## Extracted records
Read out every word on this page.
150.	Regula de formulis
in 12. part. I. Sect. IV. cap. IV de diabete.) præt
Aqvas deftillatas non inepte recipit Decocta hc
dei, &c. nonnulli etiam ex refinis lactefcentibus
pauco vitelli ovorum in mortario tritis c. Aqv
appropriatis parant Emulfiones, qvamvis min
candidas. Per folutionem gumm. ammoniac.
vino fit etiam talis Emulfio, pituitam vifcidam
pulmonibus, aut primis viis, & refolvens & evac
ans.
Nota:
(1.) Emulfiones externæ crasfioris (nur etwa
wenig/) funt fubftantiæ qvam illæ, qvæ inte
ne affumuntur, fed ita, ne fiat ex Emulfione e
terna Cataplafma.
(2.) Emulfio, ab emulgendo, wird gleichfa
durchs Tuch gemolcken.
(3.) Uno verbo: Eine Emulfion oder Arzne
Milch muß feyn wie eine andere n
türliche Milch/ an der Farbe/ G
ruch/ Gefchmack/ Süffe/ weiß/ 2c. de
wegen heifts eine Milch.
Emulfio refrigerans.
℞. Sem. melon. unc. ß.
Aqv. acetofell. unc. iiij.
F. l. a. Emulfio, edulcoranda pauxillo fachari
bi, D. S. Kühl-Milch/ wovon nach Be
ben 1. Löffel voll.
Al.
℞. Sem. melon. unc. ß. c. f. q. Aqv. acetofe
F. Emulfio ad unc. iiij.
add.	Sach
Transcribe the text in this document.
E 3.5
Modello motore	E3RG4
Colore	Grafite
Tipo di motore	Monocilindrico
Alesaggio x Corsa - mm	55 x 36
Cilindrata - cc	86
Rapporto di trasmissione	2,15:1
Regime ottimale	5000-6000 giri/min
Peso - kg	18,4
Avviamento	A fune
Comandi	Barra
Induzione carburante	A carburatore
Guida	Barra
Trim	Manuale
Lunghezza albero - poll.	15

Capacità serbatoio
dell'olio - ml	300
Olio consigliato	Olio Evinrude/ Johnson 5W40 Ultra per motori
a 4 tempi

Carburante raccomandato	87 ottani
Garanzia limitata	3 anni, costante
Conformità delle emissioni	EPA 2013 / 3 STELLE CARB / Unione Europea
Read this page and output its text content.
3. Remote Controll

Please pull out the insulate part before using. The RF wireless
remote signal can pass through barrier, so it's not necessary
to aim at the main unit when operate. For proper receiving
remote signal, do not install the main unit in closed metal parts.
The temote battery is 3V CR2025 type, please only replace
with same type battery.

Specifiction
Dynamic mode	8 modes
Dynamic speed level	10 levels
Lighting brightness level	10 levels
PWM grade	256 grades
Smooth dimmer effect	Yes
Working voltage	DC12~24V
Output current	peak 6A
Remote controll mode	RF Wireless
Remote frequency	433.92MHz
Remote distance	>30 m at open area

--

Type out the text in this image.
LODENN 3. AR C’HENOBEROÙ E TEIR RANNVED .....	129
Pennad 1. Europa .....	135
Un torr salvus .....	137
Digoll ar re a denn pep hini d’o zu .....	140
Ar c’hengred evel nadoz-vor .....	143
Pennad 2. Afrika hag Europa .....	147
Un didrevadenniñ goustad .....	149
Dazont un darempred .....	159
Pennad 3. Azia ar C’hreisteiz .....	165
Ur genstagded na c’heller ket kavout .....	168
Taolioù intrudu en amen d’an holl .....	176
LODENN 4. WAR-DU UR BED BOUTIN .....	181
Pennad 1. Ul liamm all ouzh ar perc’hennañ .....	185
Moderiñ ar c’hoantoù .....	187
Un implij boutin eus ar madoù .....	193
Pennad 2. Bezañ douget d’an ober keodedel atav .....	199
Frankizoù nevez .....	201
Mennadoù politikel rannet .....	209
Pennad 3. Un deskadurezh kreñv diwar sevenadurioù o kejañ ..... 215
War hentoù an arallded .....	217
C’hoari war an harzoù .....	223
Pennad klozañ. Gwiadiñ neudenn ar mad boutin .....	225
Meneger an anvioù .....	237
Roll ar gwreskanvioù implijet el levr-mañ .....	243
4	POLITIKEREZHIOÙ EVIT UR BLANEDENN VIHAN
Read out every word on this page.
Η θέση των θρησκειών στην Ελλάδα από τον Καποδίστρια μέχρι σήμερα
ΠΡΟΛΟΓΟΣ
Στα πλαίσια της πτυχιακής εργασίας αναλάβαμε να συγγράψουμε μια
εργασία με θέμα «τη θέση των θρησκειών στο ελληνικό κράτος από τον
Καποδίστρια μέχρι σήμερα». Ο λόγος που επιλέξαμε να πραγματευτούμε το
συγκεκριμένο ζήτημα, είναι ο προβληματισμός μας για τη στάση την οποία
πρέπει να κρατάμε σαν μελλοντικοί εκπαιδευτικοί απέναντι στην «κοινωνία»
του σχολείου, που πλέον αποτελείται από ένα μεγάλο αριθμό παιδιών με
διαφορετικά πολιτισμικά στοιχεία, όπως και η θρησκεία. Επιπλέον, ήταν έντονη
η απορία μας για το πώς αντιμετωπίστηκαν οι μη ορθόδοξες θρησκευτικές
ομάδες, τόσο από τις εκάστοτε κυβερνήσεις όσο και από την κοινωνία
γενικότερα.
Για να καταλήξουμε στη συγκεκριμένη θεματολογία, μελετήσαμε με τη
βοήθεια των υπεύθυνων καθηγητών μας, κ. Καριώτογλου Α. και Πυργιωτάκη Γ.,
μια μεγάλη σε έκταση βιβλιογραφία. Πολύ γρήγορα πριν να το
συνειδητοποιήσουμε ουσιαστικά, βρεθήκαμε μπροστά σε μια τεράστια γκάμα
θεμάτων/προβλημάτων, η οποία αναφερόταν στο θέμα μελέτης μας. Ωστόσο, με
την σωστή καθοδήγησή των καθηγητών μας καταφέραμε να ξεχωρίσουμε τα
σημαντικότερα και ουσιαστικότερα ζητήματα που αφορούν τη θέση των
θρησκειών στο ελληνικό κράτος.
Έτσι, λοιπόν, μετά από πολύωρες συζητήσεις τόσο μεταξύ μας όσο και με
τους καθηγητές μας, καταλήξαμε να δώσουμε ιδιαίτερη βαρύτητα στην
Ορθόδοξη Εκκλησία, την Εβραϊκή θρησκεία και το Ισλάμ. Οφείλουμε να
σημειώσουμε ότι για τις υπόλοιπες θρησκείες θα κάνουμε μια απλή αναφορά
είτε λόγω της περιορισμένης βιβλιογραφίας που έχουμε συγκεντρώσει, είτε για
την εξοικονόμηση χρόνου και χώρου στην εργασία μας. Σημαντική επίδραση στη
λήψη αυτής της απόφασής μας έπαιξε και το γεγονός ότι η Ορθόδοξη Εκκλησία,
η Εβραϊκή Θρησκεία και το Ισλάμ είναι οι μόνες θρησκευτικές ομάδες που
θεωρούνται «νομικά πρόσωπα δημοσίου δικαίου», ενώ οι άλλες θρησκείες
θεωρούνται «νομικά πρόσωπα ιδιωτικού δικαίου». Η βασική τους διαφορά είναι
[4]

## What the exercise asks
Read through the entries and copy every line that includes "battery".

## Solution for this exercise
The temote battery is 3V CR2025 type, please only replace
with same type battery.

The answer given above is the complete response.